◆ **DATA LINES**:
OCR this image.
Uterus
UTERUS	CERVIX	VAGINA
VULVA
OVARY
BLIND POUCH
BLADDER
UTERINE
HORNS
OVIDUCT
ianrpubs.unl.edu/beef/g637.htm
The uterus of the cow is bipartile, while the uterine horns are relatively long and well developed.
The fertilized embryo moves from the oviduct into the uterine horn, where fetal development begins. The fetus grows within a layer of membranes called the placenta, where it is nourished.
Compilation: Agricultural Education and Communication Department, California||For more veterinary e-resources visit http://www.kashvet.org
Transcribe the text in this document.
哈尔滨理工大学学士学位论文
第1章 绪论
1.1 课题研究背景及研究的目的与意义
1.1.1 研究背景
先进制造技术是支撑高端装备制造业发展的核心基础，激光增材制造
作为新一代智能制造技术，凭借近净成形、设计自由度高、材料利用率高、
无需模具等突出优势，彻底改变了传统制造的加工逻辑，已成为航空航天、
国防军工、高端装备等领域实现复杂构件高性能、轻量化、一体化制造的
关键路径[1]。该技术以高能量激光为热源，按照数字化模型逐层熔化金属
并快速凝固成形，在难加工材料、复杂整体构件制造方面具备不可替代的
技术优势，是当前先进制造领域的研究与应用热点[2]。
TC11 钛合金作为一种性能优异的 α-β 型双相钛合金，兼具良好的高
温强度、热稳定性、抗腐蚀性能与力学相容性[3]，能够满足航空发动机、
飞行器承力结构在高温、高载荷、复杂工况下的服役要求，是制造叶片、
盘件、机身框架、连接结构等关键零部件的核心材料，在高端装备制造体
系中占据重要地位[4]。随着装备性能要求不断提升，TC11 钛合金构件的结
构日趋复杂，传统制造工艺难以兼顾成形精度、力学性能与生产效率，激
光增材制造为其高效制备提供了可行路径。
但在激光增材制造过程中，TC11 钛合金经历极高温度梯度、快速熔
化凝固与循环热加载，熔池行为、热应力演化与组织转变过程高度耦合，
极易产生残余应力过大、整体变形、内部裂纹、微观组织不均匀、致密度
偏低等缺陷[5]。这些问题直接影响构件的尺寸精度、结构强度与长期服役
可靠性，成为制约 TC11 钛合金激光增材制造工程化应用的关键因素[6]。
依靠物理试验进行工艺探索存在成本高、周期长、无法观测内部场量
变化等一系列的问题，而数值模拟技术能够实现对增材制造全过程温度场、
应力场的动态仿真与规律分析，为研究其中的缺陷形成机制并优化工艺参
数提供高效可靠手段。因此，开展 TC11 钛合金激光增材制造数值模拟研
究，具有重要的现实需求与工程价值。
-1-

◆ **YOUR TASK**:
In the entries above, take the line containing "Transcribe the text in this document." and each later line through the last, and repeat them exactly. Output nothing else.

◆ **TASK RESPONSE**:
Transcribe the text in this document.
哈尔滨理工大学学士学位论文
第1章 绪论
1.1 课题研究背景及研究的目的与意义
1.1.1 研究背景
先进制造技术是支撑高端装备制造业发展的核心基础，激光增材制造
作为新一代智能制造技术，凭借近净成形、设计自由度高、材料利用率高、
无需模具等突出优势，彻底改变了传统制造的加工逻辑，已成为航空航天、
国防军工、高端装备等领域实现复杂构件高性能、轻量化、一体化制造的
关键路径[1]。该技术以高能量激光为热源，按照数字化模型逐层熔化金属
并快速凝固成形，在难加工材料、复杂整体构件制造方面具备不可替代的
技术优势，是当前先进制造领域的研究与应用热点[2]。
TC11 钛合金作为一种性能优异的 α-β 型双相钛合金，兼具良好的高
温强度、热稳定性、抗腐蚀性能与力学相容性[3]，能够满足航空发动机、
飞行器承力结构在高温、高载荷、复杂工况下的服役要求，是制造叶片、
盘件、机身框架、连接结构等关键零部件的核心材料，在高端装备制造体
系中占据重要地位[4]。随着装备性能要求不断提升，TC11 钛合金构件的结
构日趋复杂，传统制造工艺难以兼顾成形精度、力学性能与生产效率，激
光增材制造为其高效制备提供了可行路径。
但在激光增材制造过程中，TC11 钛合金经历极高温度梯度、快速熔
化凝固与循环热加载，熔池行为、热应力演化与组织转变过程高度耦合，
极易产生残余应力过大、整体变形、内部裂纹、微观组织不均匀、致密度
偏低等缺陷[5]。这些问题直接影响构件的尺寸精度、结构强度与长期服役
可靠性，成为制约 TC11 钛合金激光增材制造工程化应用的关键因素[6]。
依靠物理试验进行工艺探索存在成本高、周期长、无法观测内部场量
变化等一系列的问题，而数值模拟技术能够实现对增材制造全过程温度场、
应力场的动态仿真与规律分析，为研究其中的缺陷形成机制并优化工艺参
数提供高效可靠手段。因此，开展 TC11 钛合金激光增材制造数值模拟研
究，具有重要的现实需求与工程价值。
-1-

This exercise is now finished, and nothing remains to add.